WORK REQUIRED » Pick out the lines below that include the string "document".

(Stored dataset items)
▽

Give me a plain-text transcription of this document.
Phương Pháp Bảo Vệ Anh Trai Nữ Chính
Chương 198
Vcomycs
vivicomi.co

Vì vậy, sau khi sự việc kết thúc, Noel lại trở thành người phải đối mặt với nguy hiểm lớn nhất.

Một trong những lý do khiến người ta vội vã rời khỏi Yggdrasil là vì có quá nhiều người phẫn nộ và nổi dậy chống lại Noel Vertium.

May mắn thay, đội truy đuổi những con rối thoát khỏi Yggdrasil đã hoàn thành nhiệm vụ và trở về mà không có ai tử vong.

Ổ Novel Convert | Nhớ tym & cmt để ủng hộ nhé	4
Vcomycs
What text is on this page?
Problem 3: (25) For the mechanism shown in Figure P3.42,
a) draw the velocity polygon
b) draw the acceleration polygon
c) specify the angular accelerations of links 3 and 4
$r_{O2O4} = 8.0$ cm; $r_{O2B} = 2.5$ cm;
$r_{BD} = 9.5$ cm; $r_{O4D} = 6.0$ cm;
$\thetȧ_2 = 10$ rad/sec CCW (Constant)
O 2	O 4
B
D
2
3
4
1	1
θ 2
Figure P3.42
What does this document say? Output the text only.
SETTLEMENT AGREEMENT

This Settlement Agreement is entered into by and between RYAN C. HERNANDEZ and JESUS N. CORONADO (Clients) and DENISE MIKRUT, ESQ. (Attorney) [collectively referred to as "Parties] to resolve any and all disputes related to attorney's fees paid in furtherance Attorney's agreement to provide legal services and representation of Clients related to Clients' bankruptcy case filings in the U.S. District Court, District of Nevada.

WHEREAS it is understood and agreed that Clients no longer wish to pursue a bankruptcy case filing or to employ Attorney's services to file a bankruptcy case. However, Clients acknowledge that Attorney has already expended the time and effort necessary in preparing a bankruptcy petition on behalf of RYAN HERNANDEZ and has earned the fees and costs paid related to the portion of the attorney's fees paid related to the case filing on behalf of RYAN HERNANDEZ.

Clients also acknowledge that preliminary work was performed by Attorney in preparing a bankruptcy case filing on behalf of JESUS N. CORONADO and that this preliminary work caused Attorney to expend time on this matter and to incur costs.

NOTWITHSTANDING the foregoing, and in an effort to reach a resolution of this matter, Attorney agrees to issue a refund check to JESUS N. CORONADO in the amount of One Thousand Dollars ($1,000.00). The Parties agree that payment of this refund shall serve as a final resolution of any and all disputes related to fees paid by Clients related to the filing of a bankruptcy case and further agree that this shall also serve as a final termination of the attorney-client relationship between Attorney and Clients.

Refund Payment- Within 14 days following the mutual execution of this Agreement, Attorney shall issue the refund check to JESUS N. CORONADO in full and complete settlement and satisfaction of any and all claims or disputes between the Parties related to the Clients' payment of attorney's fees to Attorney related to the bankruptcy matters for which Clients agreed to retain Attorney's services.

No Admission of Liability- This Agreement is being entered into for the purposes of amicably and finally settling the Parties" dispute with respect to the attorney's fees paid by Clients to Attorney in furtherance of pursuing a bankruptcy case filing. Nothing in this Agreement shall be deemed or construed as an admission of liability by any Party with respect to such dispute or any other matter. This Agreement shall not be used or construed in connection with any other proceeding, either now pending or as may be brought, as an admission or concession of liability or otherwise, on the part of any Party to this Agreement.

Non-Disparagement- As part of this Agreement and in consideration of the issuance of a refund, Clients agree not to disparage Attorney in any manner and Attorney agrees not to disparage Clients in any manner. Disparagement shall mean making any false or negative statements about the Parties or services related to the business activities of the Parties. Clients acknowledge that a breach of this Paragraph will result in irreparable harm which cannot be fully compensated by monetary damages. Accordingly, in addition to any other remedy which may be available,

△

TASK ANSWER »
Give me a plain-text transcription of this document.
What does this document say? Output the text only.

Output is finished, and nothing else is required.